• WHAT YOU ARE ASKED TO DO: Type out every line below exactly as it reads.

• INFORMATION SUPPLIED:
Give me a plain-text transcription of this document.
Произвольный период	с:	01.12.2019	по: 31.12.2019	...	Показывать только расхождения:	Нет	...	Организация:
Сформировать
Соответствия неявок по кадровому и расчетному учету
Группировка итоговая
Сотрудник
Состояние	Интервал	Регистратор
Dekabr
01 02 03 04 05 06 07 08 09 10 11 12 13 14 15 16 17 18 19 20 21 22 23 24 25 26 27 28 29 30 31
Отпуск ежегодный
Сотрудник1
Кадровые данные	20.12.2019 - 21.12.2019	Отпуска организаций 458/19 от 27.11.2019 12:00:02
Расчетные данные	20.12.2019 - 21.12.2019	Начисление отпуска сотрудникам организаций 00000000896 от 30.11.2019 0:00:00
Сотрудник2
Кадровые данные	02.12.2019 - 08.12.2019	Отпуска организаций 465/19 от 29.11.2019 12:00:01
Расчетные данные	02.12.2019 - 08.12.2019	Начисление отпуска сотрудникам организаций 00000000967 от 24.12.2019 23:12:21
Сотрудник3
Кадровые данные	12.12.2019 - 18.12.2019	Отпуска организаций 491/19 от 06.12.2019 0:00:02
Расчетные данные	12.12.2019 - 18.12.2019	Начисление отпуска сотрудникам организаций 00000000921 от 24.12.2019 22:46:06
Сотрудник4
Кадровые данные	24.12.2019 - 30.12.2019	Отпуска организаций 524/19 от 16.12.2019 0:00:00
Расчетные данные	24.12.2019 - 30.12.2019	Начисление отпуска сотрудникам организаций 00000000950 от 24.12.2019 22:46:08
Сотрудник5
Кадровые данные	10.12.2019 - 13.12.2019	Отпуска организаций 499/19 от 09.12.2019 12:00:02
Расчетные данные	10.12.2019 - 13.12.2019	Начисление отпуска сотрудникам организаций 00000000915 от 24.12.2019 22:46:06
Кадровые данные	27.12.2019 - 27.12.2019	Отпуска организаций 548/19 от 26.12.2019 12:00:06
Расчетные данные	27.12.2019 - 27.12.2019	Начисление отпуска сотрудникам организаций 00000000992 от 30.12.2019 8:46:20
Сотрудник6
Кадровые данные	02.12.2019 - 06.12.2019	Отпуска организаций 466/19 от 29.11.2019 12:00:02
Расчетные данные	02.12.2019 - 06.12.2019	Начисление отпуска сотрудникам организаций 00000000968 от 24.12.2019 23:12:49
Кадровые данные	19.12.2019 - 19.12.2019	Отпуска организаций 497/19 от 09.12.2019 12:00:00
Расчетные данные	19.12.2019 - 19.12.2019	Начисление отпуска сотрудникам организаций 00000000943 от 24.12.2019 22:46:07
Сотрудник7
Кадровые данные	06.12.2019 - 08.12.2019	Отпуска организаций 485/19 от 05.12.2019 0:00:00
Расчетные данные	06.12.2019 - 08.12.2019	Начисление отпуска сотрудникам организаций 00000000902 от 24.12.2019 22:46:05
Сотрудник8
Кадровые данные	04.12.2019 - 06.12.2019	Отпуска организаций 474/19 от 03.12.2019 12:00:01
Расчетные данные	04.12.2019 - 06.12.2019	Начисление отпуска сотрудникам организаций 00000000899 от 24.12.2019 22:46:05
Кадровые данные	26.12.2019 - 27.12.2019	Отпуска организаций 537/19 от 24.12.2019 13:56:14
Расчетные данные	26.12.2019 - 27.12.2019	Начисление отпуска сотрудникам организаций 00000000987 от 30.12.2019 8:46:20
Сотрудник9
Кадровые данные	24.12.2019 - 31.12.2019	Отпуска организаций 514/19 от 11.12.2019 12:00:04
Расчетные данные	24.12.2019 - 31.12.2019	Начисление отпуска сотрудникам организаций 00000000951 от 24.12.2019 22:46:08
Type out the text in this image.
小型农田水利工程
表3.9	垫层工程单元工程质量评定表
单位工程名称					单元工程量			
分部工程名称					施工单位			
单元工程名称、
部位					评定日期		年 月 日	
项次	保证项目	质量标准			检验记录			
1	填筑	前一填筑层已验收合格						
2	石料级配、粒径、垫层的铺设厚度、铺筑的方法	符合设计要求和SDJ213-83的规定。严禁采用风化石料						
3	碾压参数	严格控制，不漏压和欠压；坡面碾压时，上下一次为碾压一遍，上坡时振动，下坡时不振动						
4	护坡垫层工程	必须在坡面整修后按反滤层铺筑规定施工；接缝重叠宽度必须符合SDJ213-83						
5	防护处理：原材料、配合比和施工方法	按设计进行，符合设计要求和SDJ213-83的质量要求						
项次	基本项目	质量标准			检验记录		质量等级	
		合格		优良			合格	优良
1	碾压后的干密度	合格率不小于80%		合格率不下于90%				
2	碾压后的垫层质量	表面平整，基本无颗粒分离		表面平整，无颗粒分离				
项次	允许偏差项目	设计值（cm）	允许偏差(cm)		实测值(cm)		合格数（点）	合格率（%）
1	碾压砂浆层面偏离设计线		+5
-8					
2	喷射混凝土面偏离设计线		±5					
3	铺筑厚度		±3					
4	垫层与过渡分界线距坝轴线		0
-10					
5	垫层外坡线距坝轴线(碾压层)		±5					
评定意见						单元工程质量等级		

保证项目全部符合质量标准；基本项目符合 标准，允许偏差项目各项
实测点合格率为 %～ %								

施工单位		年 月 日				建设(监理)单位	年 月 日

• TASK OUTPUT:
Give me a plain-text transcription of this document.
Произвольный период	с:	01.12.2019	по: 31.12.2019	...	Показывать только расхождения:	Нет	...	Организация:
Сформировать
Соответствия неявок по кадровому и расчетному учету
Группировка итоговая
Сотрудник
Состояние	Интервал	Регистратор
Dekabr
01 02 03 04 05 06 07 08 09 10 11 12 13 14 15 16 17 18 19 20 21 22 23 24 25 26 27 28 29 30 31
Отпуск ежегодный
Сотрудник1
Кадровые данные	20.12.2019 - 21.12.2019	Отпуска организаций 458/19 от 27.11.2019 12:00:02
Расчетные данные	20.12.2019 - 21.12.2019	Начисление отпуска сотрудникам организаций 00000000896 от 30.11.2019 0:00:00
Сотрудник2
Кадровые данные	02.12.2019 - 08.12.2019	Отпуска организаций 465/19 от 29.11.2019 12:00:01
Расчетные данные	02.12.2019 - 08.12.2019	Начисление отпуска сотрудникам организаций 00000000967 от 24.12.2019 23:12:21
Сотрудник3
Кадровые данные	12.12.2019 - 18.12.2019	Отпуска организаций 491/19 от 06.12.2019 0:00:02
Расчетные данные	12.12.2019 - 18.12.2019	Начисление отпуска сотрудникам организаций 00000000921 от 24.12.2019 22:46:06
Сотрудник4
Кадровые данные	24.12.2019 - 30.12.2019	Отпуска организаций 524/19 от 16.12.2019 0:00:00
Расчетные данные	24.12.2019 - 30.12.2019	Начисление отпуска сотрудникам организаций 00000000950 от 24.12.2019 22:46:08
Сотрудник5
Кадровые данные	10.12.2019 - 13.12.2019	Отпуска организаций 499/19 от 09.12.2019 12:00:02
Расчетные данные	10.12.2019 - 13.12.2019	Начисление отпуска сотрудникам организаций 00000000915 от 24.12.2019 22:46:06
Кадровые данные	27.12.2019 - 27.12.2019	Отпуска организаций 548/19 от 26.12.2019 12:00:06
Расчетные данные	27.12.2019 - 27.12.2019	Начисление отпуска сотрудникам организаций 00000000992 от 30.12.2019 8:46:20
Сотрудник6
Кадровые данные	02.12.2019 - 06.12.2019	Отпуска организаций 466/19 от 29.11.2019 12:00:02
Расчетные данные	02.12.2019 - 06.12.2019	Начисление отпуска сотрудникам организаций 00000000968 от 24.12.2019 23:12:49
Кадровые данные	19.12.2019 - 19.12.2019	Отпуска организаций 497/19 от 09.12.2019 12:00:00
Расчетные данные	19.12.2019 - 19.12.2019	Начисление отпуска сотрудникам организаций 00000000943 от 24.12.2019 22:46:07
Сотрудник7
Кадровые данные	06.12.2019 - 08.12.2019	Отпуска организаций 485/19 от 05.12.2019 0:00:00
Расчетные данные	06.12.2019 - 08.12.2019	Начисление отпуска сотрудникам организаций 00000000902 от 24.12.2019 22:46:05
Сотрудник8
Кадровые данные	04.12.2019 - 06.12.2019	Отпуска организаций 474/19 от 03.12.2019 12:00:01
Расчетные данные	04.12.2019 - 06.12.2019	Начисление отпуска сотрудникам организаций 00000000899 от 24.12.2019 22:46:05
Кадровые данные	26.12.2019 - 27.12.2019	Отпуска организаций 537/19 от 24.12.2019 13:56:14
Расчетные данные	26.12.2019 - 27.12.2019	Начисление отпуска сотрудникам организаций 00000000987 от 30.12.2019 8:46:20
Сотрудник9
Кадровые данные	24.12.2019 - 31.12.2019	Отпуска организаций 514/19 от 11.12.2019 12:00:04
Расчетные данные	24.12.2019 - 31.12.2019	Начисление отпуска сотрудникам организаций 00000000951 от 24.12.2019 22:46:08
Type out the text in this image.
小型农田水利工程
表3.9	垫层工程单元工程质量评定表
单位工程名称					单元工程量			
分部工程名称					施工单位			
单元工程名称、
部位					评定日期		年 月 日	
项次	保证项目	质量标准			检验记录			
1	填筑	前一填筑层已验收合格						
2	石料级配、粒径、垫层的铺设厚度、铺筑的方法	符合设计要求和SDJ213-83的规定。严禁采用风化石料						
3	碾压参数	严格控制，不漏压和欠压；坡面碾压时，上下一次为碾压一遍，上坡时振动，下坡时不振动						
4	护坡垫层工程	必须在坡面整修后按反滤层铺筑规定施工；接缝重叠宽度必须符合SDJ213-83						
5	防护处理：原材料、配合比和施工方法	按设计进行，符合设计要求和SDJ213-83的质量要求						
项次	基本项目	质量标准			检验记录		质量等级	
		合格		优良			合格	优良
1	碾压后的干密度	合格率不小于80%		合格率不下于90%				
2	碾压后的垫层质量	表面平整，基本无颗粒分离		表面平整，无颗粒分离				
项次	允许偏差项目	设计值（cm）	允许偏差(cm)		实测值(cm)		合格数（点）	合格率（%）
1	碾压砂浆层面偏离设计线		+5
-8					
2	喷射混凝土面偏离设计线		±5					
3	铺筑厚度		±3					
4	垫层与过渡分界线距坝轴线		0
-10					
5	垫层外坡线距坝轴线(碾压层)		±5					
评定意见						单元工程质量等级		

保证项目全部符合质量标准；基本项目符合 标准，允许偏差项目各项
实测点合格率为 %～ %								

施工单位		年 月 日				建设(监理)单位	年 月 日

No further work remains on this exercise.